A run of records:

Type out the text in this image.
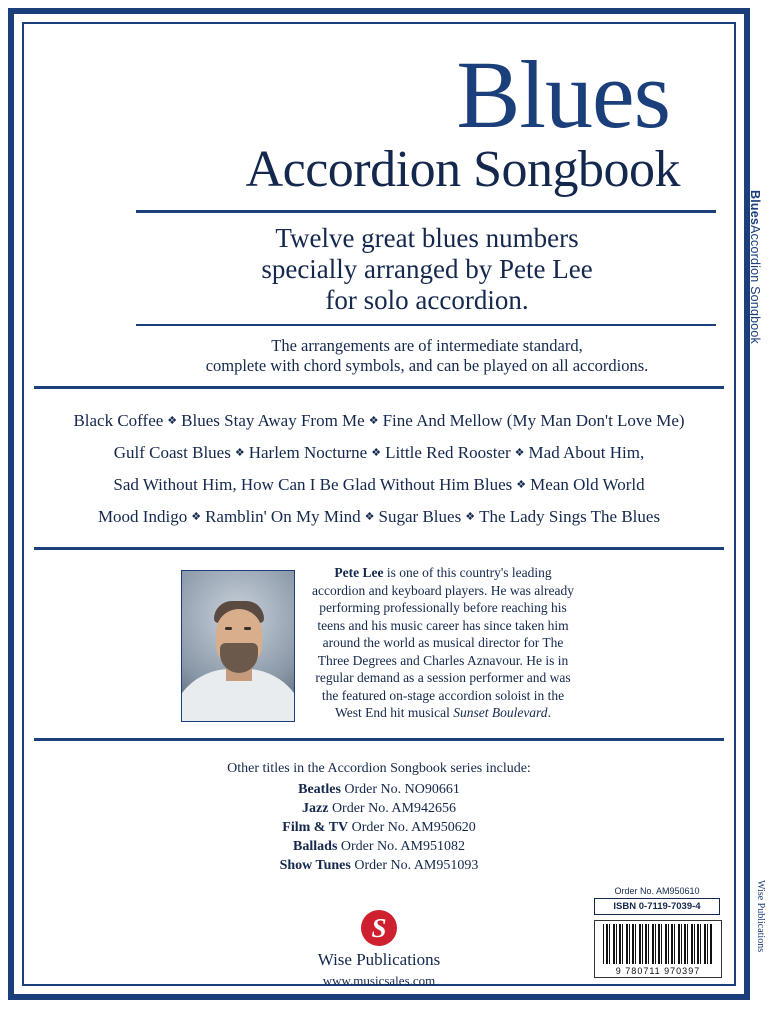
BluesAccordion Songbook
Wise Publications
Blues
Accordion Songbook
Twelve great blues numbers
specially arranged by Pete Lee
for solo accordion.
The arrangements are of intermediate standard,
complete with chord symbols, and can be played on all accordions.
Black Coffee ❖ Blues Stay Away From Me ❖ Fine And Mellow (My Man Don't Love Me)
Gulf Coast Blues ❖ Harlem Nocturne ❖ Little Red Rooster ❖ Mad About Him,
Sad Without Him, How Can I Be Glad Without Him Blues ❖ Mean Old World
Mood Indigo ❖ Ramblin' On My Mind ❖ Sugar Blues ❖ The Lady Sings The Blues
Pete Lee is one of this country's leading accordion and keyboard players. He was already performing professionally before reaching his teens and his music career has since taken him around the world as musical director for The Three Degrees and Charles Aznavour. He is in regular demand as a session performer and was the featured on-stage accordion soloist in the West End hit musical Sunset Boulevard.
Other titles in the Accordion Songbook series include:
Beatles Order No. NO90661
Jazz Order No. AM942656
Film & TV Order No. AM950620
Ballads Order No. AM951082
Show Tunes Order No. AM951093
Order No. AM950610
ISBN 0-7119-7039-4
9 780711 970397
S
Wise Publications
www.musicsales.com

## Your goal
Skip the pictures and transcribe the rest of the records exactly.

## Answer below
Type out the text in this image.
BluesAccordion Songbook
Wise Publications
Blues
Accordion Songbook
Twelve great blues numbers
specially arranged by Pete Lee
for solo accordion.
The arrangements are of intermediate standard,
complete with chord symbols, and can be played on all accordions.
Black Coffee ❖ Blues Stay Away From Me ❖ Fine And Mellow (My Man Don't Love Me)
Gulf Coast Blues ❖ Harlem Nocturne ❖ Little Red Rooster ❖ Mad About Him,
Sad Without Him, How Can I Be Glad Without Him Blues ❖ Mean Old World
Mood Indigo ❖ Ramblin' On My Mind ❖ Sugar Blues ❖ The Lady Sings The Blues
Pete Lee is one of this country's leading accordion and keyboard players. He was already performing professionally before reaching his teens and his music career has since taken him around the world as musical director for The Three Degrees and Charles Aznavour. He is in regular demand as a session performer and was the featured on-stage accordion soloist in the West End hit musical Sunset Boulevard.
Other titles in the Accordion Songbook series include:
Beatles Order No. NO90661
Jazz Order No. AM942656
Film & TV Order No. AM950620
Ballads Order No. AM951082
Show Tunes Order No. AM951093
Order No. AM950610
ISBN 0-7119-7039-4
9 780711 970397
S
Wise Publications
www.musicsales.com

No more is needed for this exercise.